Rows from a figure dataset

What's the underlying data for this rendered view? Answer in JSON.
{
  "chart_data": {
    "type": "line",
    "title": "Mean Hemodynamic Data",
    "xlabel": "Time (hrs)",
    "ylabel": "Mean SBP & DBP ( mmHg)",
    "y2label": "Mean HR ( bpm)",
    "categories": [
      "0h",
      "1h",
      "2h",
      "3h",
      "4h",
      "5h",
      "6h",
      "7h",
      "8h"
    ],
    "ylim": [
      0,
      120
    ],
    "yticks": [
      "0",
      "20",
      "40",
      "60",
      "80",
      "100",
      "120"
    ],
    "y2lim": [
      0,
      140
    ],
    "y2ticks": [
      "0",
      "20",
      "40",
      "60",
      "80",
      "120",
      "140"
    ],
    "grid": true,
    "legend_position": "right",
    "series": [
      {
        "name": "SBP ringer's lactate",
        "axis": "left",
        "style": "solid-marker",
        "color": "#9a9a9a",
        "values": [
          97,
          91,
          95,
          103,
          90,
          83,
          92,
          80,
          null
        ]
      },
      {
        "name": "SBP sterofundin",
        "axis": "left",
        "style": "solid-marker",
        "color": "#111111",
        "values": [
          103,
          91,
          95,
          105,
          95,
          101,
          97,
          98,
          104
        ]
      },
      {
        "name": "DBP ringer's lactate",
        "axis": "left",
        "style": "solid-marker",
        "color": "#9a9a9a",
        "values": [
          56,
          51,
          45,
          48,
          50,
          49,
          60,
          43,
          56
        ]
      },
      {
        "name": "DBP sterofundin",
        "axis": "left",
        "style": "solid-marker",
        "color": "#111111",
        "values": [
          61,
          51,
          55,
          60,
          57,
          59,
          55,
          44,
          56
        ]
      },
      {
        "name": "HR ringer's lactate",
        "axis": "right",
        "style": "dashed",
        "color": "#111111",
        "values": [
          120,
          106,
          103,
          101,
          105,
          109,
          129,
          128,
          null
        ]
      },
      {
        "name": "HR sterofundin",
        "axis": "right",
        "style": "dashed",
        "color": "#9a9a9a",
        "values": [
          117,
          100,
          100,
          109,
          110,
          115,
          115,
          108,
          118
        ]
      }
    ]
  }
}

-- Directions --
All of the entries above should be written out again exactly.

-- Solution to the problem --
What's the underlying data for this rendered view? Answer in JSON.
{
  "chart_data": {
    "type": "line",
    "title": "Mean Hemodynamic Data",
    "xlabel": "Time (hrs)",
    "ylabel": "Mean SBP & DBP ( mmHg)",
    "y2label": "Mean HR ( bpm)",
    "categories": [
      "0h",
      "1h",
      "2h",
      "3h",
      "4h",
      "5h",
      "6h",
      "7h",
      "8h"
    ],
    "ylim": [
      0,
      120
    ],
    "yticks": [
      "0",
      "20",
      "40",
      "60",
      "80",
      "100",
      "120"
    ],
    "y2lim": [
      0,
      140
    ],
    "y2ticks": [
      "0",
      "20",
      "40",
      "60",
      "80",
      "120",
      "140"
    ],
    "grid": true,
    "legend_position": "right",
    "series": [
      {
        "name": "SBP ringer's lactate",
        "axis": "left",
        "style": "solid-marker",
        "color": "#9a9a9a",
        "values": [
          97,
          91,
          95,
          103,
          90,
          83,
          92,
          80,
          null
        ]
      },
      {
        "name": "SBP sterofundin",
        "axis": "left",
        "style": "solid-marker",
        "color": "#111111",
        "values": [
          103,
          91,
          95,
          105,
          95,
          101,
          97,
          98,
          104
        ]
      },
      {
        "name": "DBP ringer's lactate",
        "axis": "left",
        "style": "solid-marker",
        "color": "#9a9a9a",
        "values": [
          56,
          51,
          45,
          48,
          50,
          49,
          60,
          43,
          56
        ]
      },
      {
        "name": "DBP sterofundin",
        "axis": "left",
        "style": "solid-marker",
        "color": "#111111",
        "values": [
          61,
          51,
          55,
          60,
          57,
          59,
          55,
          44,
          56
        ]
      },
      {
        "name": "HR ringer's lactate",
        "axis": "right",
        "style": "dashed",
        "color": "#111111",
        "values": [
          120,
          106,
          103,
          101,
          105,
          109,
          129,
          128,
          null
        ]
      },
      {
        "name": "HR sterofundin",
        "axis": "right",
        "style": "dashed",
        "color": "#9a9a9a",
        "values": [
          117,
          100,
          100,
          109,
          110,
          115,
          115,
          108,
          118
        ]
      }
    ]
  }
}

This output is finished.